** START OF Input rows **
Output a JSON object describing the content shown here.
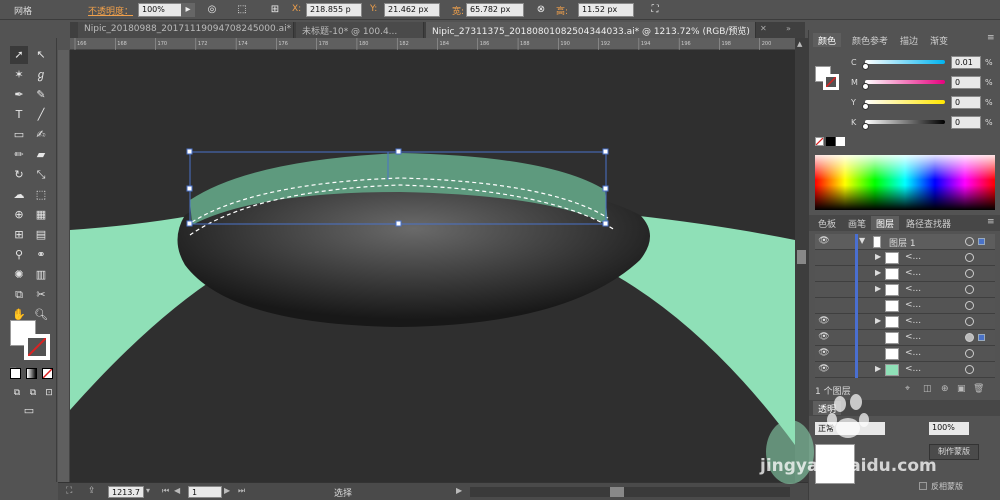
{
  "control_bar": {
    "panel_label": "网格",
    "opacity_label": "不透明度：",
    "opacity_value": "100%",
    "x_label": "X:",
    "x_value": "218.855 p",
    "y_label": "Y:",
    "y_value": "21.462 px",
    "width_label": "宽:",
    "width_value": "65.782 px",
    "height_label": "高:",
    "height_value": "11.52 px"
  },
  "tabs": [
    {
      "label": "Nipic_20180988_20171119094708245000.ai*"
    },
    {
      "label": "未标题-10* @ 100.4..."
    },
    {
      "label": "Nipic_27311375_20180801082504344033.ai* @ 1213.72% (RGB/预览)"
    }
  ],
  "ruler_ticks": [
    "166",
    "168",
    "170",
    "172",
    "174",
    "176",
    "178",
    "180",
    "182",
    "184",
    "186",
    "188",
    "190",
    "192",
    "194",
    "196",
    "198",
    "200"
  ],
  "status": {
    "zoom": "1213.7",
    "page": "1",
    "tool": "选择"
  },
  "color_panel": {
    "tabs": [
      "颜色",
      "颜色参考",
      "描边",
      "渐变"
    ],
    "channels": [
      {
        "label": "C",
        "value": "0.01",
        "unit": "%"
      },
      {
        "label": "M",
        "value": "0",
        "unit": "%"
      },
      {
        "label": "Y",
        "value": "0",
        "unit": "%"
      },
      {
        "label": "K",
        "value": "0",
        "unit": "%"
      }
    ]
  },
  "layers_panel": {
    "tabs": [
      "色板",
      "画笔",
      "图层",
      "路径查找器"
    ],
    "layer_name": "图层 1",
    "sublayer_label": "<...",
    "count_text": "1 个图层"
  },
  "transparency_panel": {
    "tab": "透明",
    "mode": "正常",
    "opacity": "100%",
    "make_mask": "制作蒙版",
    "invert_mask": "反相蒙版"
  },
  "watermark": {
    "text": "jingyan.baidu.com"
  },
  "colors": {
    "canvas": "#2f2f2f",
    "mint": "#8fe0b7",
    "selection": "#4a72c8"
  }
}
** END OF Input rows **
** START OF Input rows **
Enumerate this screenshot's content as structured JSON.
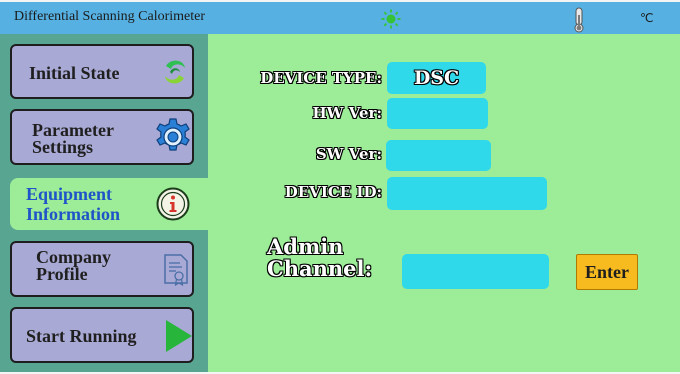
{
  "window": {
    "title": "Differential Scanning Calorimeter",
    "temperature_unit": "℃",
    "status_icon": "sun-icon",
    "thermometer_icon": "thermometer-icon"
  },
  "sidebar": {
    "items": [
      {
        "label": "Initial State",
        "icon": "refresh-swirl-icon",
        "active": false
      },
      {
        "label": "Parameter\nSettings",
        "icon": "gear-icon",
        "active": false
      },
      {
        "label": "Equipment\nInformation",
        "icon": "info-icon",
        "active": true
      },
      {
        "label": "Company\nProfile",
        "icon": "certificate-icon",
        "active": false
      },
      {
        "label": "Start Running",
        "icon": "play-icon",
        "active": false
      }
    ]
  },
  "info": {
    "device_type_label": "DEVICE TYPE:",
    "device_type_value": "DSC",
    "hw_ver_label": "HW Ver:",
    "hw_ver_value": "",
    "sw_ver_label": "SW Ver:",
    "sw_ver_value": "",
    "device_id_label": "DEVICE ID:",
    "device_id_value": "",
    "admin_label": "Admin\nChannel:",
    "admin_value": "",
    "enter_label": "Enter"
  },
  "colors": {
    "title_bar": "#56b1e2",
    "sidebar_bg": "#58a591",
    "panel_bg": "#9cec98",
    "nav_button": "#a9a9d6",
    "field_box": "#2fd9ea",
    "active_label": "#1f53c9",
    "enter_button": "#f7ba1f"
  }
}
** END OF Input rows **
** START OF Input rows **
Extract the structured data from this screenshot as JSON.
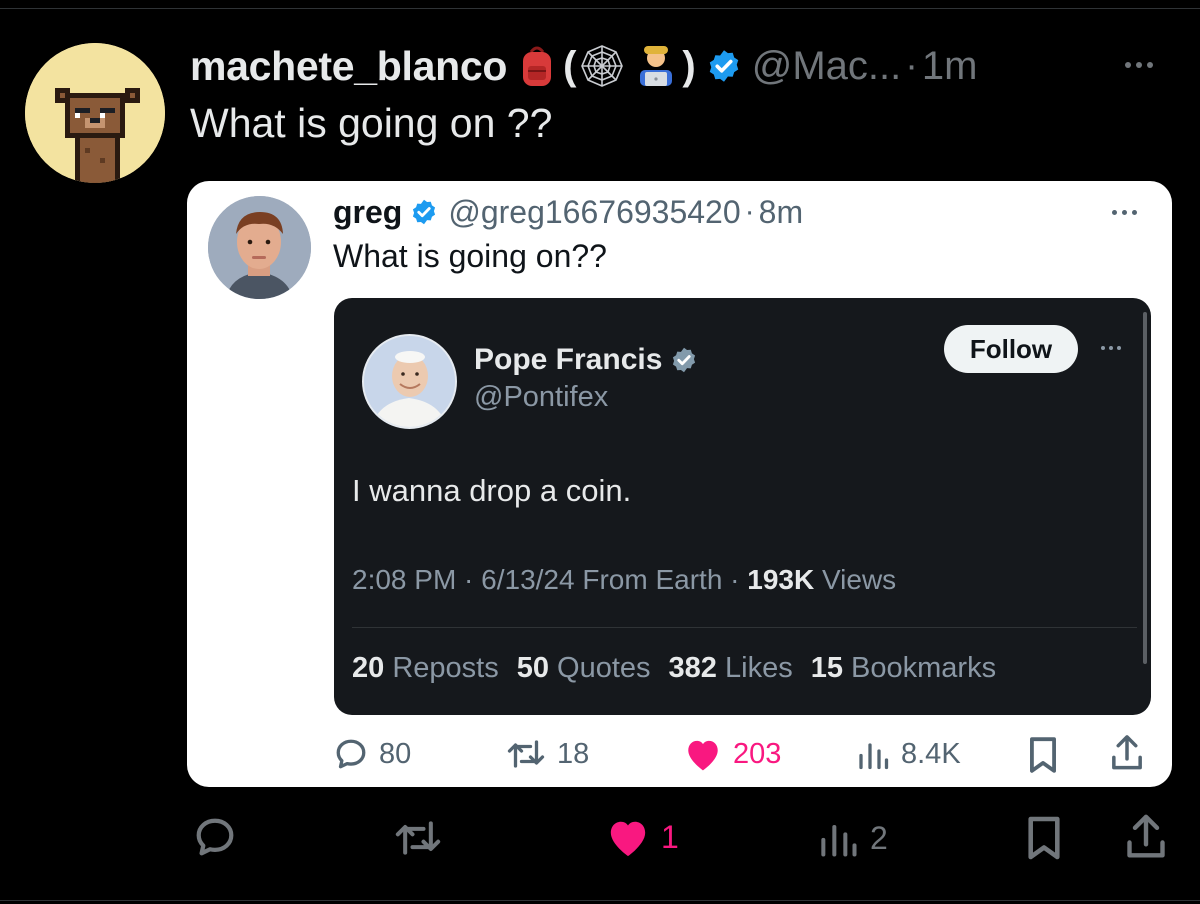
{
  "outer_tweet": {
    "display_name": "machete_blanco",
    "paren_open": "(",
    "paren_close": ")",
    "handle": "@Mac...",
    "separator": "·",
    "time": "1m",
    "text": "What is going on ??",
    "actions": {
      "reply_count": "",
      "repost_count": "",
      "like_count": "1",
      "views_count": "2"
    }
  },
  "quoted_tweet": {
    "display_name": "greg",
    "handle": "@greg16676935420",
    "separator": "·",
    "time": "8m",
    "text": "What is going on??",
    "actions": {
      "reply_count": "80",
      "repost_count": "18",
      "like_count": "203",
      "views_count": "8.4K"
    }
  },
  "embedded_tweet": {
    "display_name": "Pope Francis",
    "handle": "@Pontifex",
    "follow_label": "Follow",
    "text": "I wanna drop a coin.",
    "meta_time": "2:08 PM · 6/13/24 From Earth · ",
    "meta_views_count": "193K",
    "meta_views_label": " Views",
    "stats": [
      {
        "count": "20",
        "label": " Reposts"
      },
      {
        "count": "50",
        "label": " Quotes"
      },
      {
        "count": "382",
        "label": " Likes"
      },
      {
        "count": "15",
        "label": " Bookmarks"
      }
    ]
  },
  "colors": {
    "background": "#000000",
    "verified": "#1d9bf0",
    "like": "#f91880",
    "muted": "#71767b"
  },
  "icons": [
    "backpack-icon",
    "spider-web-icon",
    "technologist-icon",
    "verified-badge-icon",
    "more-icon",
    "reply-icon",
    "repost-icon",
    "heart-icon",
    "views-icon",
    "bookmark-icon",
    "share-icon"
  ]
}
** END OF Input rows **
> **Task to carry out**:
Pull out each line holding the string "What".

> **Answer to the problem**:
    "text": "What is going on ??",
    "text": "What is going on??",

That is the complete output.